--- START ---
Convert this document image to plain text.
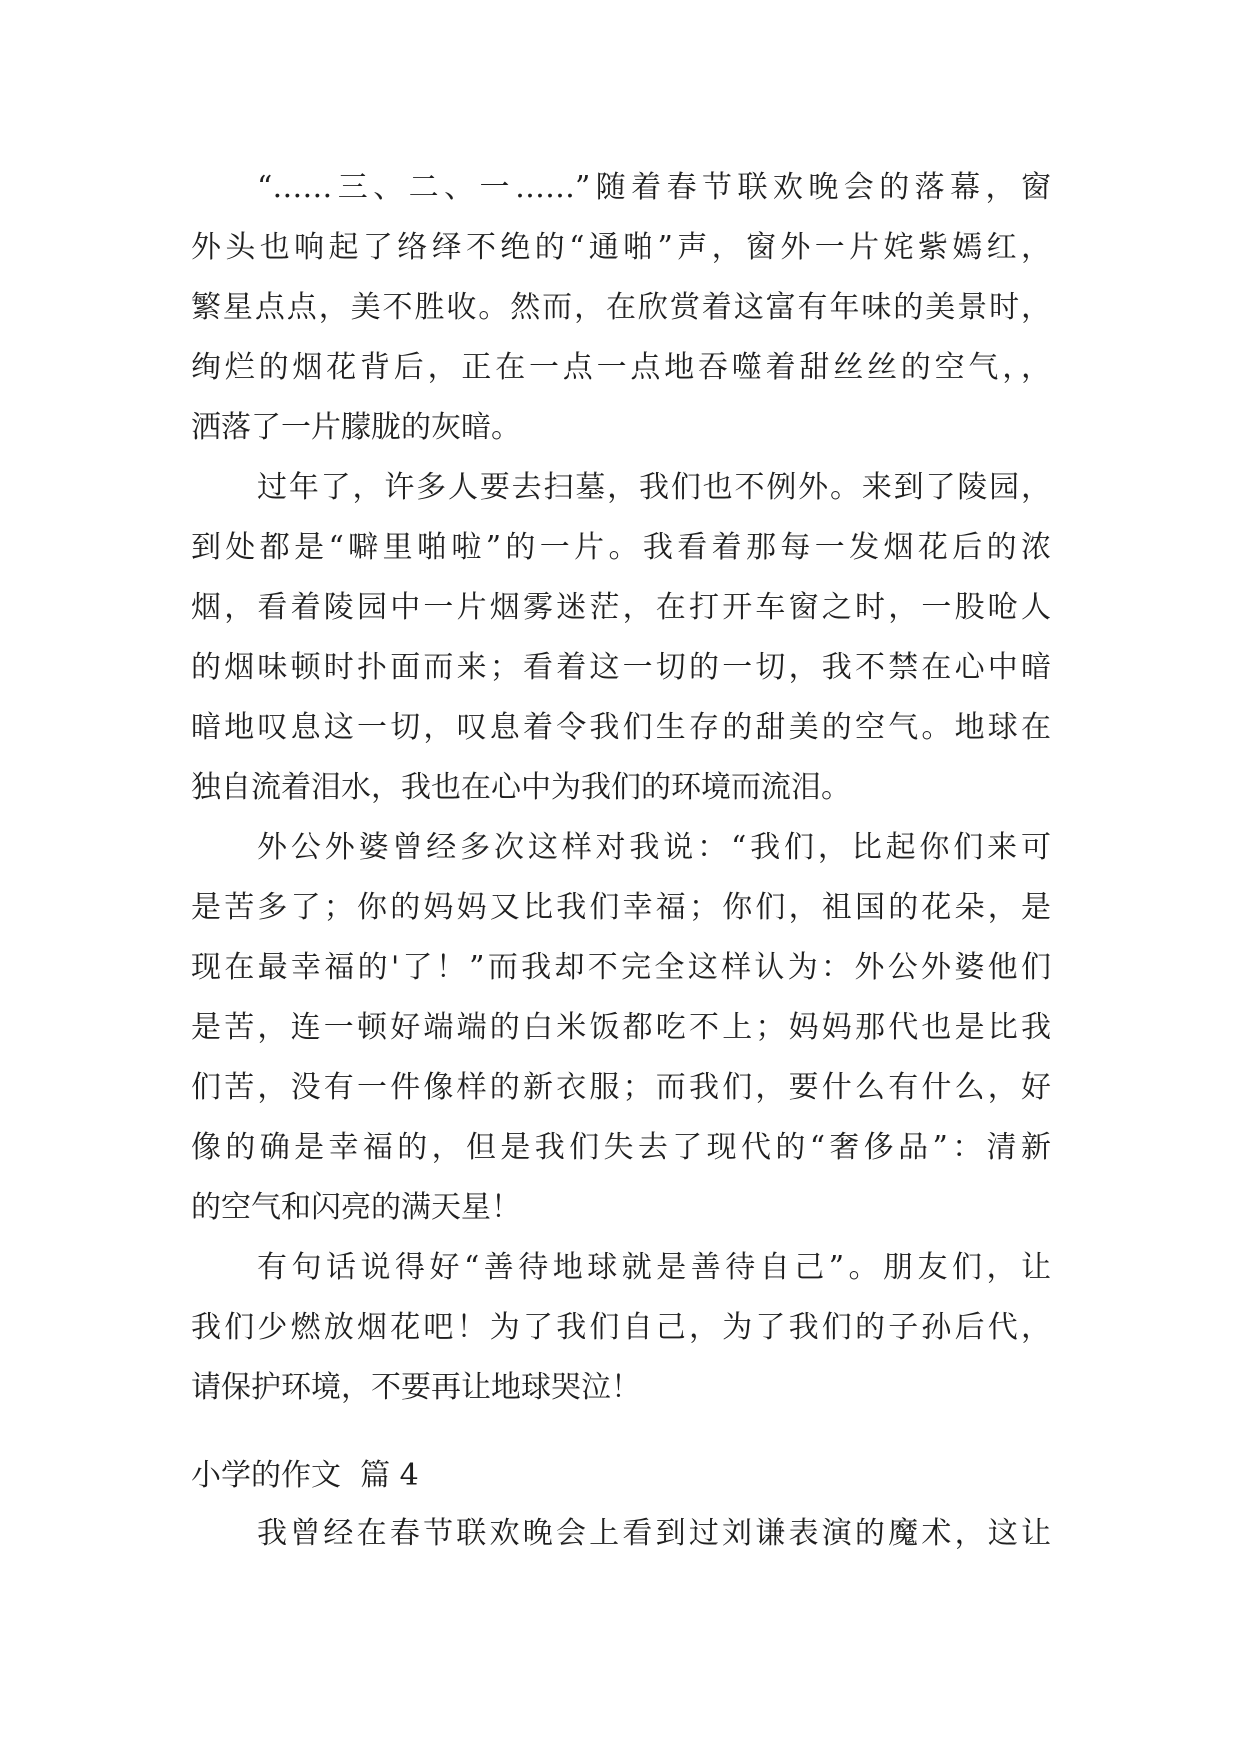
“……三、二、一……”随着春节联欢晚会的落幕，窗

外头也响起了络绎不绝的“通啪”声，窗外一片姹紫嫣红，

繁星点点，美不胜收。然而，在欣赏着这富有年味的美景时，

绚烂的烟花背后，正在一点一点地吞噬着甜丝丝的空气，，

洒落了一片朦胧的灰暗。

过年了，许多人要去扫墓，我们也不例外。来到了陵园，

到处都是“噼里啪啦”的一片。我看着那每一发烟花后的浓

烟，看着陵园中一片烟雾迷茫，在打开车窗之时，一股呛人

的烟味顿时扑面而来；看着这一切的一切，我不禁在心中暗

暗地叹息这一切，叹息着令我们生存的甜美的空气。地球在

独自流着泪水，我也在心中为我们的环境而流泪。

外公外婆曾经多次这样对我说：“我们，比起你们来可

是苦多了；你的妈妈又比我们幸福；你们，祖国的花朵，是

现在最幸福的'了！”而我却不完全这样认为：外公外婆他们

是苦，连一顿好端端的白米饭都吃不上；妈妈那代也是比我

们苦，没有一件像样的新衣服；而我们，要什么有什么，好

像的确是幸福的，但是我们失去了现代的“奢侈品”：清新

的空气和闪亮的满天星！

有句话说得好“善待地球就是善待自己”。朋友们，让

我们少燃放烟花吧！为了我们自己，为了我们的子孙后代，

请保护环境，不要再让地球哭泣！

小学的作文  篇 4

我曾经在春节联欢晚会上看到过刘谦表演的魔术，这让
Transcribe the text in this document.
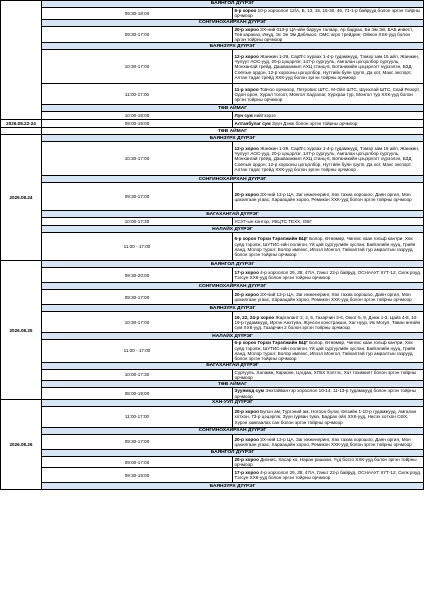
	БАЯНГОЛ ДҮҮРЭГ	
	09:30-18:00	6-р хороо 10-р хороолол 12/А, Б, 13, 15, 15-30, 46, 71-1-р байрууд болон эргэн тойрны орчмоор
	СОНГИНОХАЙРХАН ДҮҮРЭГ	
	09:30-17:00	20-р хороо ЗХ-ний 013-р ЦА-ийн баруун талаар, Ар бадрах, Би Эм Эй, БАБ инвест, Тев караказ, Инуд, Эс Эн Эм Дабльюо, ОМС агро трейдинг, Ойжон ХХК-ууд болон эргэн тойрны орчмоор
	БАЯНЗҮРХ ДҮҮРЭГ	
	10:30-17:00	12-р хороо Жанжин 1-29, Сарימс хураах 1-4-р гудамжууд, Тэмэр зам 15 айл, Жанжин, Чулуут АОС-ууд, 20-р цэцэрлэг, 147-р сургууль, Амгалан цогцолбор сургууль, Монхангай трейд, Дашваанжил АХЦ станц-6, Ботаникийн цэцэрлэгт хүрээлэн, БЗД Соёлын ордон, 12-р хорооны цогцолбор, Нуттийн буян групп, Да хот, Макс экспорт, Алтан тадаг трейд ХХК-ууд болон эргэн тойрны орчмоор
	11:00-17:00	11-р хороо Товчоо орчмоор, Петровис ШТС, М-Ойл ШТС, Шунхлай ШТС, Скай Резорт, Одон орон, Хурал тогоот, Монгол Хадгалаг, Хурхраа тур, Монгол тур ХХК-ууд болон эргэн тойрны орчмоор
	ТӨВ АЙМАГ	
	10:00-18:00	Лүн сум нийтээрээ
2026.08.22-24	09:00-19:00	Алтанбулаг сум Зүүн Дэнж болон эргэн тойрны орчмоор
	ТӨВ АЙМАГ	
2026.08.24	БАЯНЗҮРХ ДҮҮРЭГ	
	10:30-17:00	12-р хороо Жанжин 1-29, Сарימс хураах 1-4-р гудамжууд, Тэмэр зам 15 айл, Жанжин, Чулуут АОС-ууд, 20-р цэцэрлэг, 147-р сургууль, Амгалан цогцолбор сургууль, Монхангай трейд, Дашваанжил АХЦ станц-6, Ботаникийн цэцэрлэгт хүрээлэн, БЗД Соёлын ордон, 12-р хорооны цогцолбор, Нуттийн буян групп, Да хот, Макс экспорт, Алтан тадаг трейд ХХК-ууд болон эргэн тойрны орчмоор
	СОНГИНОХАЙРХАН ДҮҮРЭГ	
	09:30-17:00	20-р хороо ЗХ-ний 13-р ЦА, Заг инженеринг, Хөх тахиа хорошоо, Даян оргил, Мон цахилгаан угаас, Хараацайн хороо, Ремикон ХХК-ууд болон эргэн тойрны орчмоор
	БАГАХАНГАЙ ДҮҮРЭГ	
	10:00-17:30	УСУГ-ын контор, УБЦТС ТЕХХ, ОБГ
	НАЛАЙХ ДҮҮРЭГ	
	11:00 - 17:00	6-р хороо Горхи Тэрэлжийн БЦГ Болор, Өтөөмөр, Чингис хаан гольф кантри, Хөх сувд тэрэлж, ШУТИС-ийн полигон, Үй цай сургуулийн зуслан, Байгалийн нууц, Грийн ланд, Молор туршт, Болор импекс, Ивээл Монгол, Гайхалтай тур амралтын газрууд болон эргэн тойрны орчмоор
2026.08.25	БАЯНГОЛ ДҮҮРЭГ	
	09:30-20:00	17-р хороо 4-р хороолол 26, 38, 47/А, Ганьт 22-р байруд, ОСНААУГ ХҮТ-12, Силк роуд, Тэгсун ХХК-ууд болон эргэн тойрны орчмоор
	СОНГИНОХАЙРХАН ДҮҮРЭГ	
	09:30-17:00	20-р хороо ЗХ-ний 13-р ЦА, Заг инженеринг, Хөх тахиа хорошоо, Даян оргил, Мон цахилгаан угаас, Хараацайн хороо, Ремикон ХХК-ууд болон эргэн тойрны орчмоор
	БАЯНЗҮРХ ДҮҮРЭГ	
	10:30-17:00	19, 22, 24-р хороо Жаргалант 2, 4, 5, Газарчин 3-6, Оюот 5, 9, Дэнж 1-3, Цайз 4-8, 10-19-р гудамжууд, Иргэн Анхтуяа, Жунсон констракшн, Хаг нуур, Их Могул, Таван өнгийн сүм ХХК-ууд, Газарчин 2 болон эргэн тойрны орчмоор
	НАЛАЙХ ДҮҮРЭГ	
	11:00 - 17:00	6-р хороо Горхи Тэрэлжийн БЦГ Болор, Өтөөмөр, Чингис хаан гольф кантри, Хөх сувд тэрэлж, ШУТИС-ийн полигон, Үй цай сургуулийн зуслан, Байгалийн нууц, Грийн ланд, Молор туршт, Болор импекс, Ивээл Монгол, Гайхалтай тур амралтын газрууд болон эргэн тойрны орчмоор
	БАГАХАНГАЙ ДҮҮРЭГ	
	10:00-17:30	Сургууль, Халамж, Караоке, Цэгдаа, ХГБХ Хэлтэс, Хот тохижилт болон эргэн тойрны орчмоор
	ТӨВ АЙМАГ	
	08:00-19:00	Зуунмод сум Энхтайван гэр хороолол 10-14, 11-13-р гудамжууд болон эргэн тойрны орчмоор
2026.08.26	ХАН-УУЛ ДҮҮРЭГ	
	11:00-17:00	20-р хороо Бугын ам, Тургэний ам, Ногоон бүлаг, Өлзийн 1-10-р гудамжууд, Амгалан хотхон, 73-р цэцэрлэг, Зүүн гурван тумэ, Бадрах ойл ХХК-ууд, Нисэх хотхон СӨХ, Хүрэн хамгаалах сан болон эргэн тойрны орчмоор
	СОНГИНОХАЙРХАН ДҮҮРЭГ	
	09:30-17:00	20-р хороо ЗХ-ний 13-р ЦА, Заг инженеринг, Хөх тахиа хорошоо, Даян оргил, Мон цахилгаан угаас, Хараацайн хороо, Ремикон ХХК-ууд болон эргэн тойрны орчмоор
	БАЯНГОЛ ДҮҮРЭГ	
	09:00-17:00	20-р хороо Дионис, Хасар ко, Наран рашаан, Үүд босго ХХК-ууд болон эргэн тойрны орчмоор
	09:30-19:00	17-р хороо 4-р хороолол 26, 38, 47/А, Ганьт 22-р байруд, ОСНААУГ ХҮТ-12, Силк роуд, Тэгсун ХХК-ууд болон эргэн тойрны орчмоор
	БАЯНЗҮРХ ДҮҮРЭГ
--- END ---
(EXERCISE OBJECTIVE): Review the material and copy each line in which the word "Тэгсун" appears.

(EXPECTED ANSWER):
	09:30-20:00	17-р хороо 4-р хороолол 26, 38, 47/А, Ганьт 22-р байруд, ОСНААУГ ХҮТ-12, Силк роуд, Тэгсун ХХК-ууд болон эргэн тойрны орчмоор
	09:30-19:00	17-р хороо 4-р хороолол 26, 38, 47/А, Ганьт 22-р байруд, ОСНААУГ ХҮТ-12, Силк роуд, Тэгсун ХХК-ууд болон эргэн тойрны орчмоор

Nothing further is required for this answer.